## Data to use
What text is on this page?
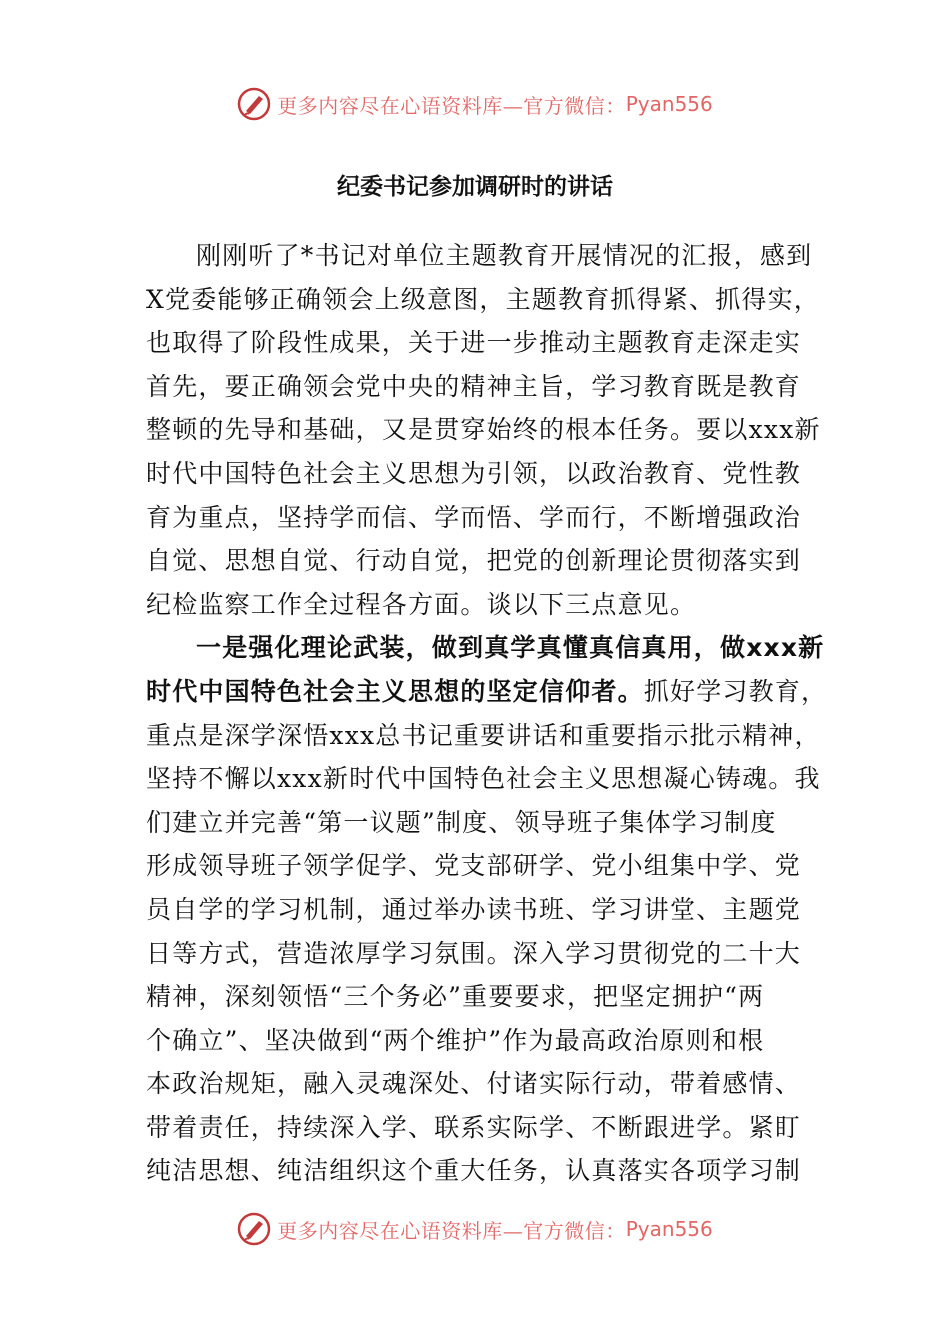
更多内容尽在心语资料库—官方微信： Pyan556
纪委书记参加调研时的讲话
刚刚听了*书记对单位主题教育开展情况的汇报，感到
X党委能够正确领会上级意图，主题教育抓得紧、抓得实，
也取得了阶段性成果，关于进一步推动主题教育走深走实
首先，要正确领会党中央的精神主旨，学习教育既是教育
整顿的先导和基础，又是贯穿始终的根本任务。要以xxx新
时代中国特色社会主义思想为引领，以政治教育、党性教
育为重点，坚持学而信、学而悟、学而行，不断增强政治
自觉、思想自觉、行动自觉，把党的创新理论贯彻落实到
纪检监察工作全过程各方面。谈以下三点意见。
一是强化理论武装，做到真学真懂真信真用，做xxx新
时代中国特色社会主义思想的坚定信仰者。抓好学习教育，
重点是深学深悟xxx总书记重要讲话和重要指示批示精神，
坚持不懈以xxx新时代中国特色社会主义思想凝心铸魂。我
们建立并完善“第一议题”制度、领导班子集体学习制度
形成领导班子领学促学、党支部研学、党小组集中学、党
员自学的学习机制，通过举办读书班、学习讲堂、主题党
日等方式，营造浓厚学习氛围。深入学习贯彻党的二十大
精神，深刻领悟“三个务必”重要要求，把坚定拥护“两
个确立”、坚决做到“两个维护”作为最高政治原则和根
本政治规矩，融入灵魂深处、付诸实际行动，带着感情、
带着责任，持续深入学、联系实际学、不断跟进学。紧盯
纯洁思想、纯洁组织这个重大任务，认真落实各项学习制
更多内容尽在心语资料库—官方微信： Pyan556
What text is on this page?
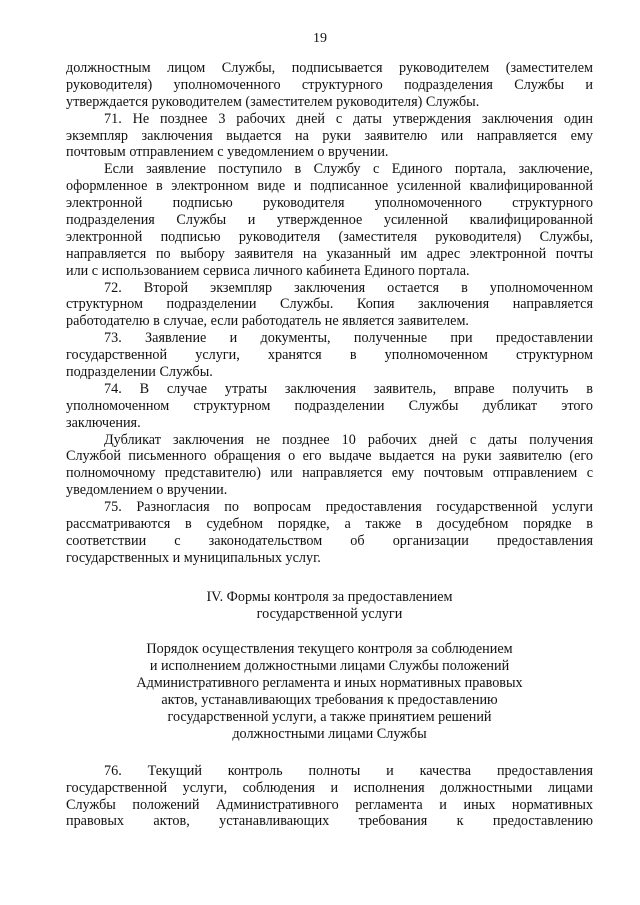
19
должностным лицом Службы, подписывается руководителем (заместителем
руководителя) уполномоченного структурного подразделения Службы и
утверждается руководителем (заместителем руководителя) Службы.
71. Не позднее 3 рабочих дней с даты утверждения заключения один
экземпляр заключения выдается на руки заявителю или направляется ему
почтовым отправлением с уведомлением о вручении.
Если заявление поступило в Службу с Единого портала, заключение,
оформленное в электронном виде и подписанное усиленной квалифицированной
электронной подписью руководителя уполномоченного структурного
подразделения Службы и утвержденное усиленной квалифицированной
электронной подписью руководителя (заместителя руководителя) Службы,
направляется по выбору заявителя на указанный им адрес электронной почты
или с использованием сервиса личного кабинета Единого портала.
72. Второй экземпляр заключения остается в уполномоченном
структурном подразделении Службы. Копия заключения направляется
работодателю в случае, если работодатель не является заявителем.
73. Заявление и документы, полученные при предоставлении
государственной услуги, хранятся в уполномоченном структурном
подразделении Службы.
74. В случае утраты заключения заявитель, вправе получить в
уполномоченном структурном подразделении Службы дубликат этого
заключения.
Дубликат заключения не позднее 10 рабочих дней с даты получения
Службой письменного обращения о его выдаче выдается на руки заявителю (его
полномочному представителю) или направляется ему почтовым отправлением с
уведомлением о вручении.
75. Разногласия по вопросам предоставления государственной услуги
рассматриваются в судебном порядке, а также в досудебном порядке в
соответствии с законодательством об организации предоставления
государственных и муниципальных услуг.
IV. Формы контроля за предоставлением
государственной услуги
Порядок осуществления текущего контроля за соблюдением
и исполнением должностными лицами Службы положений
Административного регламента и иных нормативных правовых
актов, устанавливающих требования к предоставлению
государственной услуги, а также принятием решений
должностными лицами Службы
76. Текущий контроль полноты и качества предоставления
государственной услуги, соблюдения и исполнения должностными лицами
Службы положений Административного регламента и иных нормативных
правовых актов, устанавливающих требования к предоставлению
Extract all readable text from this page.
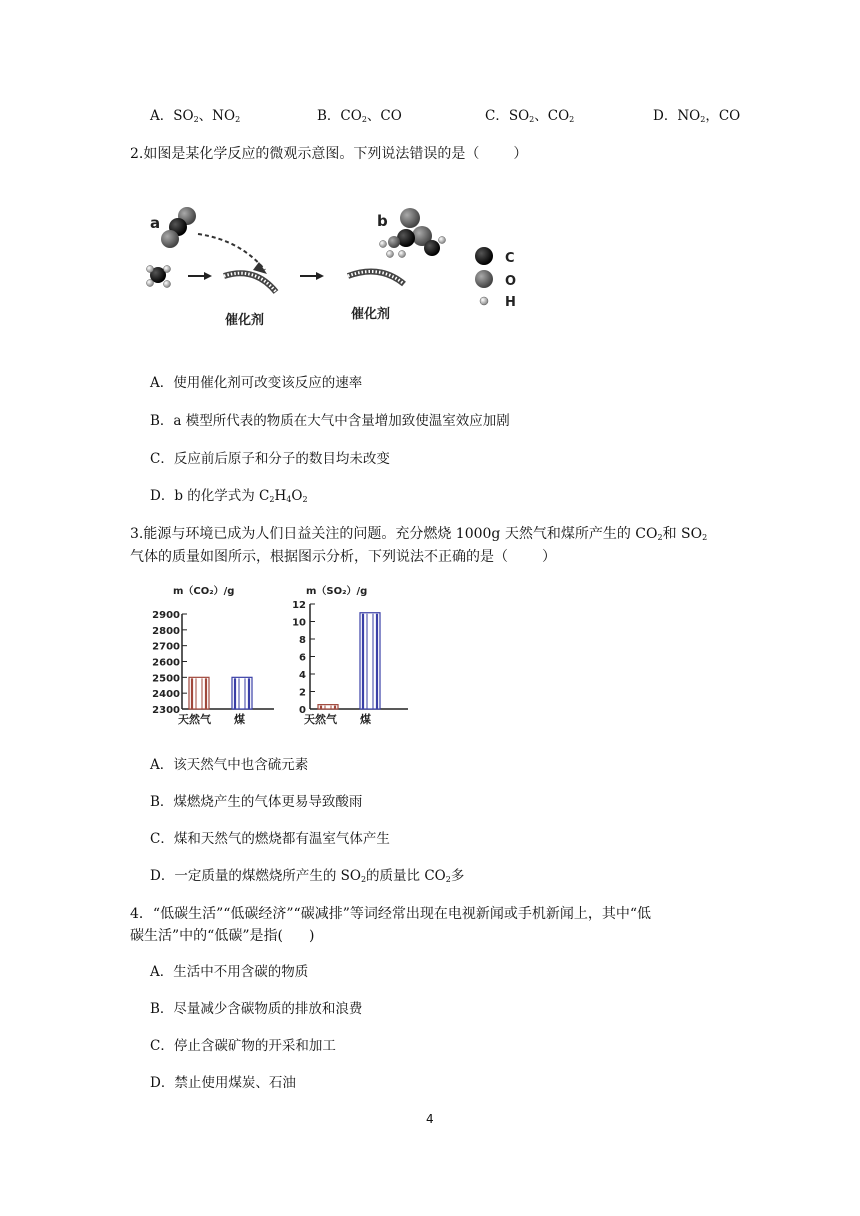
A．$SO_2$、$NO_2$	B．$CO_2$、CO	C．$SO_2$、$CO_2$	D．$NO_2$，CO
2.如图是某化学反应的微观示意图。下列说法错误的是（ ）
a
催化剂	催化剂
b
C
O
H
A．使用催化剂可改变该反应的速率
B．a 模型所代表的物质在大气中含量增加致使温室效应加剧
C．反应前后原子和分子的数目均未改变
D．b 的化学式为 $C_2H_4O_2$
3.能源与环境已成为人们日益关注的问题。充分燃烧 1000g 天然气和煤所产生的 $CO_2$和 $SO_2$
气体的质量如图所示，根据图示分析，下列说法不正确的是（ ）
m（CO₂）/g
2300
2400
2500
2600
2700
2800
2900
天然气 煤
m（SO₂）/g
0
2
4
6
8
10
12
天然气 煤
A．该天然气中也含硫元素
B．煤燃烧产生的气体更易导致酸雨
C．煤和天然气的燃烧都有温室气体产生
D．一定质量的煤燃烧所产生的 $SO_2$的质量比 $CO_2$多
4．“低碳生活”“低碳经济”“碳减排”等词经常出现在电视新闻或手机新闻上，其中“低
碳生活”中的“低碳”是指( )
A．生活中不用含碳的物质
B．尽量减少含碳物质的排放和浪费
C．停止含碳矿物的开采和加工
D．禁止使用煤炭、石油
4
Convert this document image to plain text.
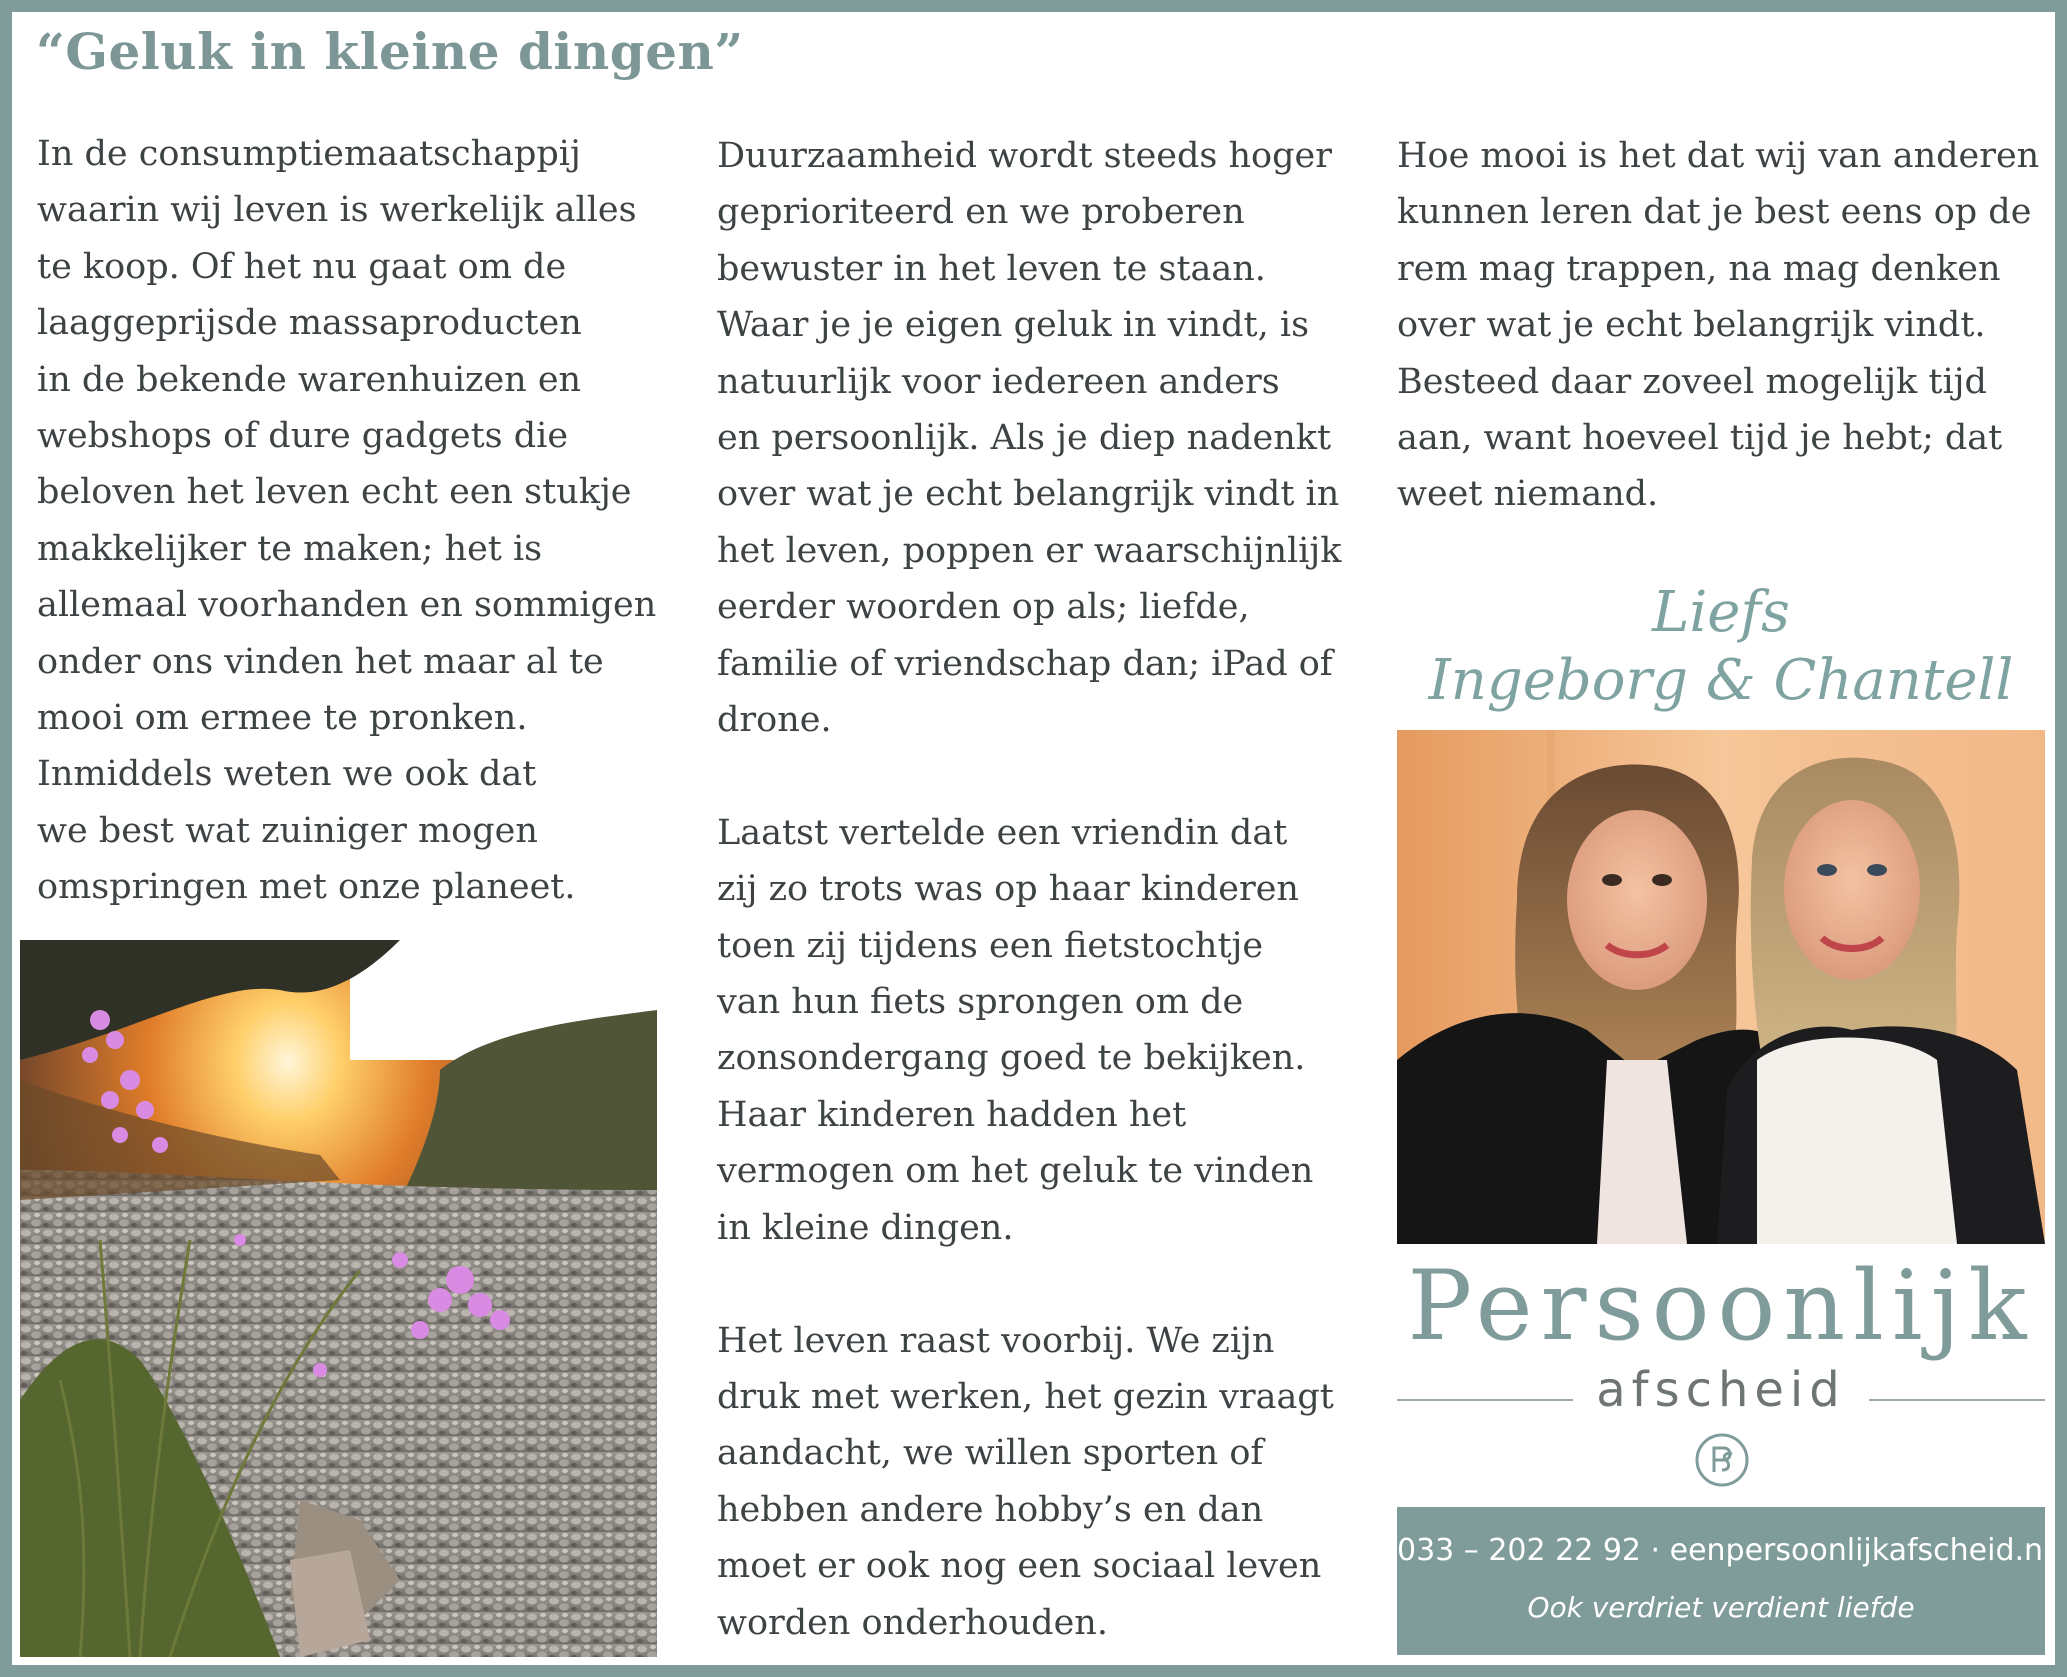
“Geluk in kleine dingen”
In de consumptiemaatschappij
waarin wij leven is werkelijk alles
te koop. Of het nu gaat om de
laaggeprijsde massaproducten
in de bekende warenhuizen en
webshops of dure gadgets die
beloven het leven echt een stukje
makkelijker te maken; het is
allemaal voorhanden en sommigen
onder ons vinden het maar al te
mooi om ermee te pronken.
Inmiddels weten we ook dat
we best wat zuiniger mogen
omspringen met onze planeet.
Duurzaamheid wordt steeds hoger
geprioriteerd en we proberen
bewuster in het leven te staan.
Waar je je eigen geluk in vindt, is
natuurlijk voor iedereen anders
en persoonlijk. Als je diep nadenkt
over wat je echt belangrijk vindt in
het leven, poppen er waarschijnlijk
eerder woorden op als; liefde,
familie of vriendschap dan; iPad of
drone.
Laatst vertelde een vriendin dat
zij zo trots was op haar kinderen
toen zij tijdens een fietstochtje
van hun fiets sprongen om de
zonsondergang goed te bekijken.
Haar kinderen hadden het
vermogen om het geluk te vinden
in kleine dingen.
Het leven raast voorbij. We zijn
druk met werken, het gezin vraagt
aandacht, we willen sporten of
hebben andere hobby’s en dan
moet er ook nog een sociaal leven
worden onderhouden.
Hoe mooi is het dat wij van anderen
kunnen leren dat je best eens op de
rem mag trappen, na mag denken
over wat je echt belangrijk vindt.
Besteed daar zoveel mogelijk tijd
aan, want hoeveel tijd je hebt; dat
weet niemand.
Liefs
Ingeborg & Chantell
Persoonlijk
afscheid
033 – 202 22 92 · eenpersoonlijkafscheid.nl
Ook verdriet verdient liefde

## Task to complete
Search the entries for "почтовым" and copy out each line that has it.

## Answer below
почтовым отправлением с уведомлением о вручении.
полномочному представителю) или направляется ему почтовым отправлением с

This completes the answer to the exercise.